▶ _The task_
Copy the data precisely, keeping every character.

▶ _Input records_

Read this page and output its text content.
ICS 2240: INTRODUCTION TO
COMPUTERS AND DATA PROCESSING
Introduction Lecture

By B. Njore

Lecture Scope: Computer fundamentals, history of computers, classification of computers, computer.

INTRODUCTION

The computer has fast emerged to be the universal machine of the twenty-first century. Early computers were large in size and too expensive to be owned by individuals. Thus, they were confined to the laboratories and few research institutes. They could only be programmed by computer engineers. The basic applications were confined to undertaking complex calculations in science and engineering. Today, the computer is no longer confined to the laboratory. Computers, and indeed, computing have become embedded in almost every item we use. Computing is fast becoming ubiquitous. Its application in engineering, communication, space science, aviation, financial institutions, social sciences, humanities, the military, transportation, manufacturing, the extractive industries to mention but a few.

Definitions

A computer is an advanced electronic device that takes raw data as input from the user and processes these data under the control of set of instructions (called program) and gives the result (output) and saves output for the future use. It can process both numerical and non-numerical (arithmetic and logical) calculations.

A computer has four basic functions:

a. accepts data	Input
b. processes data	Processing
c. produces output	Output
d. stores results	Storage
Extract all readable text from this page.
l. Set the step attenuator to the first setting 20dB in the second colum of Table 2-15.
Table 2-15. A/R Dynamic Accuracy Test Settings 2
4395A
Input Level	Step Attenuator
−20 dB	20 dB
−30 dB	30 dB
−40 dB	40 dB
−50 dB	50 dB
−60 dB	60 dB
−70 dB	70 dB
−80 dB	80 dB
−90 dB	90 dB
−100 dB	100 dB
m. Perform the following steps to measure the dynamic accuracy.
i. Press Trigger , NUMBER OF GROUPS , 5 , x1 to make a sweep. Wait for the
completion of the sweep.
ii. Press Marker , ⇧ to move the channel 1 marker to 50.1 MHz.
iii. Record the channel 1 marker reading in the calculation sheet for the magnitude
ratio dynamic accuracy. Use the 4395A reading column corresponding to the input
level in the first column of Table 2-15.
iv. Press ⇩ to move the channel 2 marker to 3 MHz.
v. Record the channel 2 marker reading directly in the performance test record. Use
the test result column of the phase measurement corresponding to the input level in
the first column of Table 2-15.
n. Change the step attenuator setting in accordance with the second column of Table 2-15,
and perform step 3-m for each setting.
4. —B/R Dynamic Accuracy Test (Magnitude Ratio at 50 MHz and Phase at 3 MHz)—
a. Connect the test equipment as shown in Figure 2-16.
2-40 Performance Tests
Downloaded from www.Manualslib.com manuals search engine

▶ _Exercise result_
Read this page and output its text content.
ICS 2240: INTRODUCTION TO
COMPUTERS AND DATA PROCESSING
Introduction Lecture

By B. Njore

Lecture Scope: Computer fundamentals, history of computers, classification of computers, computer.

INTRODUCTION

The computer has fast emerged to be the universal machine of the twenty-first century. Early computers were large in size and too expensive to be owned by individuals. Thus, they were confined to the laboratories and few research institutes. They could only be programmed by computer engineers. The basic applications were confined to undertaking complex calculations in science and engineering. Today, the computer is no longer confined to the laboratory. Computers, and indeed, computing have become embedded in almost every item we use. Computing is fast becoming ubiquitous. Its application in engineering, communication, space science, aviation, financial institutions, social sciences, humanities, the military, transportation, manufacturing, the extractive industries to mention but a few.

Definitions

A computer is an advanced electronic device that takes raw data as input from the user and processes these data under the control of set of instructions (called program) and gives the result (output) and saves output for the future use. It can process both numerical and non-numerical (arithmetic and logical) calculations.

A computer has four basic functions:

a. accepts data	Input
b. processes data	Processing
c. produces output	Output
d. stores results	Storage
Extract all readable text from this page.
l. Set the step attenuator to the first setting 20dB in the second colum of Table 2-15.
Table 2-15. A/R Dynamic Accuracy Test Settings 2
4395A
Input Level	Step Attenuator
−20 dB	20 dB
−30 dB	30 dB
−40 dB	40 dB
−50 dB	50 dB
−60 dB	60 dB
−70 dB	70 dB
−80 dB	80 dB
−90 dB	90 dB
−100 dB	100 dB
m. Perform the following steps to measure the dynamic accuracy.
i. Press Trigger , NUMBER OF GROUPS , 5 , x1 to make a sweep. Wait for the
completion of the sweep.
ii. Press Marker , ⇧ to move the channel 1 marker to 50.1 MHz.
iii. Record the channel 1 marker reading in the calculation sheet for the magnitude
ratio dynamic accuracy. Use the 4395A reading column corresponding to the input
level in the first column of Table 2-15.
iv. Press ⇩ to move the channel 2 marker to 3 MHz.
v. Record the channel 2 marker reading directly in the performance test record. Use
the test result column of the phase measurement corresponding to the input level in
the first column of Table 2-15.
n. Change the step attenuator setting in accordance with the second column of Table 2-15,
and perform step 3-m for each setting.
4. —B/R Dynamic Accuracy Test (Magnitude Ratio at 50 MHz and Phase at 3 MHz)—
a. Connect the test equipment as shown in Figure 2-16.
2-40 Performance Tests
Downloaded from www.Manualslib.com manuals search engine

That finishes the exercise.